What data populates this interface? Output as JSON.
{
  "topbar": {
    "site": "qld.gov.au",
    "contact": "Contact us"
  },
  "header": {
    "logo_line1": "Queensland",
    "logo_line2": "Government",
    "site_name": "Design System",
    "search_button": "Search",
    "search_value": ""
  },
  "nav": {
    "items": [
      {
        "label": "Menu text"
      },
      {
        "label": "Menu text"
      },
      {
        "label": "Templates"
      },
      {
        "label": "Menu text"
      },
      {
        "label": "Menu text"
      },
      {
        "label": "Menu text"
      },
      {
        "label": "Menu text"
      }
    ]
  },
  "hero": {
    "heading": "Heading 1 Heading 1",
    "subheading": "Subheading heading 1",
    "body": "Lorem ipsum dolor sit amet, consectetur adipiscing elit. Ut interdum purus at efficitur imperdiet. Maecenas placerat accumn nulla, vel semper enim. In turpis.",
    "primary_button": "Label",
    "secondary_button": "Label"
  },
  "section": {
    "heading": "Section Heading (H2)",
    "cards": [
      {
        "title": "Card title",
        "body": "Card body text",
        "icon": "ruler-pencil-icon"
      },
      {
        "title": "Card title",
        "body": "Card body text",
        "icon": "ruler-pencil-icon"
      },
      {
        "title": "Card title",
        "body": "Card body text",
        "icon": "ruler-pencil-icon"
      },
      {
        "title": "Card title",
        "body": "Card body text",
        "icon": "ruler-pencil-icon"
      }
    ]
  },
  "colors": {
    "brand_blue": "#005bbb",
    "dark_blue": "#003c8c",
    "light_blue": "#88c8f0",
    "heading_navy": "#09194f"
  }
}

▶ [REQUEST] Reproduce the material verbatim, line by line.

▶ [EXERCISE RESPONSE]
What data populates this interface? Output as JSON.
{
  "topbar": {
    "site": "qld.gov.au",
    "contact": "Contact us"
  },
  "header": {
    "logo_line1": "Queensland",
    "logo_line2": "Government",
    "site_name": "Design System",
    "search_button": "Search",
    "search_value": ""
  },
  "nav": {
    "items": [
      {
        "label": "Menu text"
      },
      {
        "label": "Menu text"
      },
      {
        "label": "Templates"
      },
      {
        "label": "Menu text"
      },
      {
        "label": "Menu text"
      },
      {
        "label": "Menu text"
      },
      {
        "label": "Menu text"
      }
    ]
  },
  "hero": {
    "heading": "Heading 1 Heading 1",
    "subheading": "Subheading heading 1",
    "body": "Lorem ipsum dolor sit amet, consectetur adipiscing elit. Ut interdum purus at efficitur imperdiet. Maecenas placerat accumn nulla, vel semper enim. In turpis.",
    "primary_button": "Label",
    "secondary_button": "Label"
  },
  "section": {
    "heading": "Section Heading (H2)",
    "cards": [
      {
        "title": "Card title",
        "body": "Card body text",
        "icon": "ruler-pencil-icon"
      },
      {
        "title": "Card title",
        "body": "Card body text",
        "icon": "ruler-pencil-icon"
      },
      {
        "title": "Card title",
        "body": "Card body text",
        "icon": "ruler-pencil-icon"
      },
      {
        "title": "Card title",
        "body": "Card body text",
        "icon": "ruler-pencil-icon"
      }
    ]
  },
  "colors": {
    "brand_blue": "#005bbb",
    "dark_blue": "#003c8c",
    "light_blue": "#88c8f0",
    "heading_navy": "#09194f"
  }
}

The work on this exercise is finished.